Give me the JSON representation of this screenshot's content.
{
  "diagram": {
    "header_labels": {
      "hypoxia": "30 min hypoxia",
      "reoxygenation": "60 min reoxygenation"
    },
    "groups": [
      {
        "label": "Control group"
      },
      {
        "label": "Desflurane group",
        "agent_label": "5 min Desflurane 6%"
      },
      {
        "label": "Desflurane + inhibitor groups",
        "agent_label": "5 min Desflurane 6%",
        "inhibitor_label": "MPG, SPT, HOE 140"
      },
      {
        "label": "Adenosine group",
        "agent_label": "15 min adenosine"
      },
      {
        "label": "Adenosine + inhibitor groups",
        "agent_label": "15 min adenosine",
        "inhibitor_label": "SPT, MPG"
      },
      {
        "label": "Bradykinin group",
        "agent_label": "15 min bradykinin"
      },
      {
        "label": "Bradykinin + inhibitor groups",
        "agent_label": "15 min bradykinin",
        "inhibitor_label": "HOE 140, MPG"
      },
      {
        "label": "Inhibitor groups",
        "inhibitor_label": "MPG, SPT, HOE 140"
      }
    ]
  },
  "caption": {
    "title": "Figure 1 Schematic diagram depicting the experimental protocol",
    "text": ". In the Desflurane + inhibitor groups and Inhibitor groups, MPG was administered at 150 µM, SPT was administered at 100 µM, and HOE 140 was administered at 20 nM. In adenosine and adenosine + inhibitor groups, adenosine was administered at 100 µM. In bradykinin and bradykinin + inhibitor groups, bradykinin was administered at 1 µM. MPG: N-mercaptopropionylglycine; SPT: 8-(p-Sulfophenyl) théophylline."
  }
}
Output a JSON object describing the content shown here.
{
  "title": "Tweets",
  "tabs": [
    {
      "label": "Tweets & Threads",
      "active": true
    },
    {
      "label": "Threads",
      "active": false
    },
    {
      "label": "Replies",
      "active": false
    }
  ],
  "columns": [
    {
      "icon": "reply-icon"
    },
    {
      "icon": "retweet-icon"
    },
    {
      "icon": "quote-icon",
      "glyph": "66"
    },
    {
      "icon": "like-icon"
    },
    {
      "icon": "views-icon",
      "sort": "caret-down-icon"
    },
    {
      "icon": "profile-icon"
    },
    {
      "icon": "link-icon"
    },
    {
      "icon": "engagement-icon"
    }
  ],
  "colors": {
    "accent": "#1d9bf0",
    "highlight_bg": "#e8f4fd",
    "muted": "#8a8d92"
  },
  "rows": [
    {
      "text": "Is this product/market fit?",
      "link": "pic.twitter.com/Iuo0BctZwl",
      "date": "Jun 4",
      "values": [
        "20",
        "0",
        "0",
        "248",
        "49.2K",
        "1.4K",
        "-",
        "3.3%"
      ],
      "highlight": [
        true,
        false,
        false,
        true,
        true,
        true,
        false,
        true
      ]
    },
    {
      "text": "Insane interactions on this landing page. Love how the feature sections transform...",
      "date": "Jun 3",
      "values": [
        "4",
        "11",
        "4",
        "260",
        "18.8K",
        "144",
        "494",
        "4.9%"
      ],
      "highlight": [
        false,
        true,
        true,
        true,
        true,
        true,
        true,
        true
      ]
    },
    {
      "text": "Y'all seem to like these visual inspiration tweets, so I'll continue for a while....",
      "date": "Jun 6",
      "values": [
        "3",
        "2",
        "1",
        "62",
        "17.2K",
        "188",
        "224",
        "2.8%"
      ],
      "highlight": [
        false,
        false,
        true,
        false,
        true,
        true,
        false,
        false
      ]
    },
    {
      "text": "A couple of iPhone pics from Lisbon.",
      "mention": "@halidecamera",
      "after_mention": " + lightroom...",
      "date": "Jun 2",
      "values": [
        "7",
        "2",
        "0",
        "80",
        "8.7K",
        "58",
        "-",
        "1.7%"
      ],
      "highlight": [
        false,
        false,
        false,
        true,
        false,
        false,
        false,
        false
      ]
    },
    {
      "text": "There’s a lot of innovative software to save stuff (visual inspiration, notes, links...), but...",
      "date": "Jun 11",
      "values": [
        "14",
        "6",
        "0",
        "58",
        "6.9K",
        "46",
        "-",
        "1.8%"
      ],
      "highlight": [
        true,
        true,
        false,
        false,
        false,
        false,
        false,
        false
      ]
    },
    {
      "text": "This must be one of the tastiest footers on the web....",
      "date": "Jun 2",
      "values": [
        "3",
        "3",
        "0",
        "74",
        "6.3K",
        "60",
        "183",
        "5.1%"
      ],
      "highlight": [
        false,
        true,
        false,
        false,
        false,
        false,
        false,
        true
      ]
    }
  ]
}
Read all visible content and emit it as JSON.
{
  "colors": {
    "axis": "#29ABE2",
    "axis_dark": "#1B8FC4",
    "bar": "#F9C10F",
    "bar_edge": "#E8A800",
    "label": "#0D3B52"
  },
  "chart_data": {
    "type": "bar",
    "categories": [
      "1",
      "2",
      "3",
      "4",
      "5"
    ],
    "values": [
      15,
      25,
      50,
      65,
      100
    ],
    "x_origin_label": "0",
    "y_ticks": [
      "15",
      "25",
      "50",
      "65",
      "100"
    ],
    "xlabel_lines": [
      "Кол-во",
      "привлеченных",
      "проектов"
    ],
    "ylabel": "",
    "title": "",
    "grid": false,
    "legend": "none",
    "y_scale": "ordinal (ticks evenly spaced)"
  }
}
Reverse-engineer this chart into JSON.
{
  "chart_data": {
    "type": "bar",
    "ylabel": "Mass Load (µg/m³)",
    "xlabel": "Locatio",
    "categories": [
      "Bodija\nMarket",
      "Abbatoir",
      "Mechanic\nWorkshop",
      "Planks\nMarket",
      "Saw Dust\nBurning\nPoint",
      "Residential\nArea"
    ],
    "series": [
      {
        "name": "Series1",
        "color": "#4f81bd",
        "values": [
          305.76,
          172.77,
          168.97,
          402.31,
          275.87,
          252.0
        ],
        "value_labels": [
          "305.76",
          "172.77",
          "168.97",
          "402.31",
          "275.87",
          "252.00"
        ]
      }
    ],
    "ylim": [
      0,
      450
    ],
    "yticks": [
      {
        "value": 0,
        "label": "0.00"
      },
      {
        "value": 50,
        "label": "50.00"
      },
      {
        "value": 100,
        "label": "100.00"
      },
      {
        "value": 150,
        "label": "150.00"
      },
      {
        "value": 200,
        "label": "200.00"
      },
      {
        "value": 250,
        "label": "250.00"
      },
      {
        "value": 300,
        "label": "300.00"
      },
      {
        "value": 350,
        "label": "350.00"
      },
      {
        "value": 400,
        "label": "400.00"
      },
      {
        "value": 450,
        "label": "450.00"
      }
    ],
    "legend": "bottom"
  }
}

• _GIVEN INSTRUCTION_
Each line with the string "title" in it needs to be found and copied.

• _FULL SOLUTION_
    "title": "Figure 1 Schematic diagram depicting the experimental protocol",
  "title": "Tweets",
    "title": "",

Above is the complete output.